■ **Lines of data**:
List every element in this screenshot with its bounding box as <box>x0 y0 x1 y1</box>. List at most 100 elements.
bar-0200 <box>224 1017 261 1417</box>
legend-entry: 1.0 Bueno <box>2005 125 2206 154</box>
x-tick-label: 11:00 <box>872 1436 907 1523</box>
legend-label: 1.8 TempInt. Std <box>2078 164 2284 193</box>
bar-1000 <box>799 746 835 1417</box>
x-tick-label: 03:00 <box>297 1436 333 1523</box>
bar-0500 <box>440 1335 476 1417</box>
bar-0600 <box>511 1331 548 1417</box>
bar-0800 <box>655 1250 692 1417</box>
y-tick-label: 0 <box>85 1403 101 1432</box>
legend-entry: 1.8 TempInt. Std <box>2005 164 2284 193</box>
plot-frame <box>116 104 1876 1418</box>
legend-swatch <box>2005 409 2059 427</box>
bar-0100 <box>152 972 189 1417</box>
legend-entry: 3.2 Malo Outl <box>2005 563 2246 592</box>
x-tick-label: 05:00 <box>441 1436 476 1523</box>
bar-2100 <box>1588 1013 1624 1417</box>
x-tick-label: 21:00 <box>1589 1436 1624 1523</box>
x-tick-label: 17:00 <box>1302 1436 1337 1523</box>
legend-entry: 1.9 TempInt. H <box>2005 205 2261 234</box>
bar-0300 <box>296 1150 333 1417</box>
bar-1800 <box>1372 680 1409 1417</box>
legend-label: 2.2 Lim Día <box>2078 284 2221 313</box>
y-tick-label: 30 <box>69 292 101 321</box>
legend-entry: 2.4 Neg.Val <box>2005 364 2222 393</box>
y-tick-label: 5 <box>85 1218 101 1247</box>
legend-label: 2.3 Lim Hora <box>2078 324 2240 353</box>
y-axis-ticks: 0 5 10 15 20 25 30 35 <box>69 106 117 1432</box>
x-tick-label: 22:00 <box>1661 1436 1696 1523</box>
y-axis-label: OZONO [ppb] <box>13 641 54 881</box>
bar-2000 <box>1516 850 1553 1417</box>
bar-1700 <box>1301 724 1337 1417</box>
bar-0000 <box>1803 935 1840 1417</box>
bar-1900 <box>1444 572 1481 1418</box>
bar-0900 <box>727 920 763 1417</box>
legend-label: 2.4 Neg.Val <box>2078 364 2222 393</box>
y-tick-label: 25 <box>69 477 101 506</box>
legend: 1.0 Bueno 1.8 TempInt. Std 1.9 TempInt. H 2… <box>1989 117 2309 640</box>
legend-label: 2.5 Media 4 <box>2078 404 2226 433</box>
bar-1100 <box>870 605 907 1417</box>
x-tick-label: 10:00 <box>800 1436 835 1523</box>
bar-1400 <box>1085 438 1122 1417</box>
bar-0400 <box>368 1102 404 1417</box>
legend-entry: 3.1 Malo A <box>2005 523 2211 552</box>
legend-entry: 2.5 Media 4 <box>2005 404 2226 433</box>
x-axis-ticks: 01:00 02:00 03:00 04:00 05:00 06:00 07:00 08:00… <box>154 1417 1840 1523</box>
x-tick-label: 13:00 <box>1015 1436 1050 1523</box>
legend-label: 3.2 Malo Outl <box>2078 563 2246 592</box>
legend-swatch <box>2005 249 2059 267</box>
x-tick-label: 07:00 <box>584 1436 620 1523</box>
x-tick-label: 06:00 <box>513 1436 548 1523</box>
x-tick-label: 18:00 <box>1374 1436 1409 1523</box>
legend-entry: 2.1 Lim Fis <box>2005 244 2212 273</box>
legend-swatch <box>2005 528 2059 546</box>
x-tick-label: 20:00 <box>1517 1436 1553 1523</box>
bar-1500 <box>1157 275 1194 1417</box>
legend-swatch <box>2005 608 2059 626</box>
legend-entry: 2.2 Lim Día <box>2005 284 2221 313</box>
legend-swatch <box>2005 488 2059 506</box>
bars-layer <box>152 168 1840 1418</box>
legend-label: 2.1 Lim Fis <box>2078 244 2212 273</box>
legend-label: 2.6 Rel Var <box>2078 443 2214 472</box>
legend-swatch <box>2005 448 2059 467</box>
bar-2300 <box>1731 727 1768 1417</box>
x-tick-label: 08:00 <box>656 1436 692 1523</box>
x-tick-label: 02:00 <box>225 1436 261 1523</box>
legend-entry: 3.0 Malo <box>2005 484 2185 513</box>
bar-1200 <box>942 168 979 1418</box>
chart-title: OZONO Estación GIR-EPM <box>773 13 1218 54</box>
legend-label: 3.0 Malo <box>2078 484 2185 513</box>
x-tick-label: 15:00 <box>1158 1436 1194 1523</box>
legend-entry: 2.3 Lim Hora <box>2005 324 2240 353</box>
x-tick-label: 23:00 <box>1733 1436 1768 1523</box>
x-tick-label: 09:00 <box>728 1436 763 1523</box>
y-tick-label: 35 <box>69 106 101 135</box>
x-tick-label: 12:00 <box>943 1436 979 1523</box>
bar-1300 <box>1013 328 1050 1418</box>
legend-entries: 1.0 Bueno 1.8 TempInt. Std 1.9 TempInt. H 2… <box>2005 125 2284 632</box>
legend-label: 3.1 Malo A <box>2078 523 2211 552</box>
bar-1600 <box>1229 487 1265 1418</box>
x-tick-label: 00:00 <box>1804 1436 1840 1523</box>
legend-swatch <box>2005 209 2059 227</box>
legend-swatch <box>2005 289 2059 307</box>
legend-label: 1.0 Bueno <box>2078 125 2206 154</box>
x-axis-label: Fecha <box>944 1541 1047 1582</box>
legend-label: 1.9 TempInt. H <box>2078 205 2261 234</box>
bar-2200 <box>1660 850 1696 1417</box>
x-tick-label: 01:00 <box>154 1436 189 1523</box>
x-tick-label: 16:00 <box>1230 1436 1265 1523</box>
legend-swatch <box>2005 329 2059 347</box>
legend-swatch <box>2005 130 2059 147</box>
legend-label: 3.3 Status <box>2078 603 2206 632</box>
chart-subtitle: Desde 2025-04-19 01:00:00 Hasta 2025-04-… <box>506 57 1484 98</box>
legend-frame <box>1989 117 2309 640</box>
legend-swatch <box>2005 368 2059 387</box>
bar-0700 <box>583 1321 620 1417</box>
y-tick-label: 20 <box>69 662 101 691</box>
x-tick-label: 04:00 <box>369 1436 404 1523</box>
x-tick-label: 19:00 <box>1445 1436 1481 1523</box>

■ **Instructions for the task**: Reproduce all of the lines of data above, each one unchanged.

■ **Final result**:
List every element in this screenshot with its bounding box as <box>x0 y0 x1 y1</box>. List at most 100 elements.
bar-0200 <box>224 1017 261 1417</box>
legend-entry: 1.0 Bueno <box>2005 125 2206 154</box>
x-tick-label: 11:00 <box>872 1436 907 1523</box>
legend-label: 1.8 TempInt. Std <box>2078 164 2284 193</box>
bar-1000 <box>799 746 835 1417</box>
x-tick-label: 03:00 <box>297 1436 333 1523</box>
bar-0500 <box>440 1335 476 1417</box>
bar-0600 <box>511 1331 548 1417</box>
bar-0800 <box>655 1250 692 1417</box>
y-tick-label: 0 <box>85 1403 101 1432</box>
legend-entry: 1.8 TempInt. Std <box>2005 164 2284 193</box>
plot-frame <box>116 104 1876 1418</box>
legend-swatch <box>2005 409 2059 427</box>
bar-0100 <box>152 972 189 1417</box>
legend-entry: 3.2 Malo Outl <box>2005 563 2246 592</box>
x-tick-label: 05:00 <box>441 1436 476 1523</box>
bar-2100 <box>1588 1013 1624 1417</box>
x-tick-label: 21:00 <box>1589 1436 1624 1523</box>
x-tick-label: 17:00 <box>1302 1436 1337 1523</box>
legend-entry: 1.9 TempInt. H <box>2005 205 2261 234</box>
bar-0300 <box>296 1150 333 1417</box>
bar-1800 <box>1372 680 1409 1417</box>
legend-label: 2.2 Lim Día <box>2078 284 2221 313</box>
y-tick-label: 30 <box>69 292 101 321</box>
legend-entry: 2.4 Neg.Val <box>2005 364 2222 393</box>
y-tick-label: 5 <box>85 1218 101 1247</box>
legend-label: 2.3 Lim Hora <box>2078 324 2240 353</box>
y-axis-ticks: 0 5 10 15 20 25 30 35 <box>69 106 117 1432</box>
x-tick-label: 22:00 <box>1661 1436 1696 1523</box>
y-axis-label: OZONO [ppb] <box>13 641 54 881</box>
bar-2000 <box>1516 850 1553 1417</box>
bar-1700 <box>1301 724 1337 1417</box>
bar-0000 <box>1803 935 1840 1417</box>
bar-1900 <box>1444 572 1481 1418</box>
bar-0900 <box>727 920 763 1417</box>
legend-label: 2.4 Neg.Val <box>2078 364 2222 393</box>
y-tick-label: 25 <box>69 477 101 506</box>
legend: 1.0 Bueno 1.8 TempInt. Std 1.9 TempInt. H 2… <box>1989 117 2309 640</box>
legend-label: 2.5 Media 4 <box>2078 404 2226 433</box>
bar-1100 <box>870 605 907 1417</box>
x-tick-label: 10:00 <box>800 1436 835 1523</box>
bar-1400 <box>1085 438 1122 1417</box>
bar-0400 <box>368 1102 404 1417</box>
legend-entry: 3.1 Malo A <box>2005 523 2211 552</box>
legend-entry: 2.5 Media 4 <box>2005 404 2226 433</box>
x-axis-ticks: 01:00 02:00 03:00 04:00 05:00 06:00 07:00 08:00… <box>154 1417 1840 1523</box>
x-tick-label: 13:00 <box>1015 1436 1050 1523</box>
legend-label: 3.2 Malo Outl <box>2078 563 2246 592</box>
legend-swatch <box>2005 249 2059 267</box>
x-tick-label: 07:00 <box>584 1436 620 1523</box>
x-tick-label: 06:00 <box>513 1436 548 1523</box>
x-tick-label: 18:00 <box>1374 1436 1409 1523</box>
legend-entry: 2.1 Lim Fis <box>2005 244 2212 273</box>
legend-swatch <box>2005 528 2059 546</box>
x-tick-label: 20:00 <box>1517 1436 1553 1523</box>
bar-1500 <box>1157 275 1194 1417</box>
legend-swatch <box>2005 608 2059 626</box>
legend-entry: 2.2 Lim Día <box>2005 284 2221 313</box>
legend-swatch <box>2005 488 2059 506</box>
bars-layer <box>152 168 1840 1418</box>
legend-label: 2.1 Lim Fis <box>2078 244 2212 273</box>
legend-label: 2.6 Rel Var <box>2078 443 2214 472</box>
legend-swatch <box>2005 448 2059 467</box>
bar-2300 <box>1731 727 1768 1417</box>
x-tick-label: 08:00 <box>656 1436 692 1523</box>
x-tick-label: 02:00 <box>225 1436 261 1523</box>
legend-entry: 3.0 Malo <box>2005 484 2185 513</box>
bar-1200 <box>942 168 979 1418</box>
chart-title: OZONO Estación GIR-EPM <box>773 13 1218 54</box>
legend-label: 3.0 Malo <box>2078 484 2185 513</box>
x-tick-label: 15:00 <box>1158 1436 1194 1523</box>
legend-entry: 2.3 Lim Hora <box>2005 324 2240 353</box>
x-tick-label: 23:00 <box>1733 1436 1768 1523</box>
x-tick-label: 09:00 <box>728 1436 763 1523</box>
y-tick-label: 35 <box>69 106 101 135</box>
x-tick-label: 12:00 <box>943 1436 979 1523</box>
bar-1300 <box>1013 328 1050 1418</box>
legend-entries: 1.0 Bueno 1.8 TempInt. Std 1.9 TempInt. H 2… <box>2005 125 2284 632</box>
legend-label: 3.1 Malo A <box>2078 523 2211 552</box>
bar-1600 <box>1229 487 1265 1418</box>
x-tick-label: 00:00 <box>1804 1436 1840 1523</box>
legend-swatch <box>2005 209 2059 227</box>
legend-swatch <box>2005 289 2059 307</box>
legend-label: 1.0 Bueno <box>2078 125 2206 154</box>
x-axis-label: Fecha <box>944 1541 1047 1582</box>
legend-label: 1.9 TempInt. H <box>2078 205 2261 234</box>
bar-2200 <box>1660 850 1696 1417</box>
x-tick-label: 01:00 <box>154 1436 189 1523</box>
x-tick-label: 16:00 <box>1230 1436 1265 1523</box>
legend-swatch <box>2005 329 2059 347</box>
legend-swatch <box>2005 130 2059 147</box>
legend-label: 3.3 Status <box>2078 603 2206 632</box>
chart-subtitle: Desde 2025-04-19 01:00:00 Hasta 2025-04-… <box>506 57 1484 98</box>
legend-frame <box>1989 117 2309 640</box>
legend-swatch <box>2005 368 2059 387</box>
bar-0700 <box>583 1321 620 1417</box>
y-tick-label: 20 <box>69 662 101 691</box>
x-tick-label: 04:00 <box>369 1436 404 1523</box>
x-tick-label: 19:00 <box>1445 1436 1481 1523</box>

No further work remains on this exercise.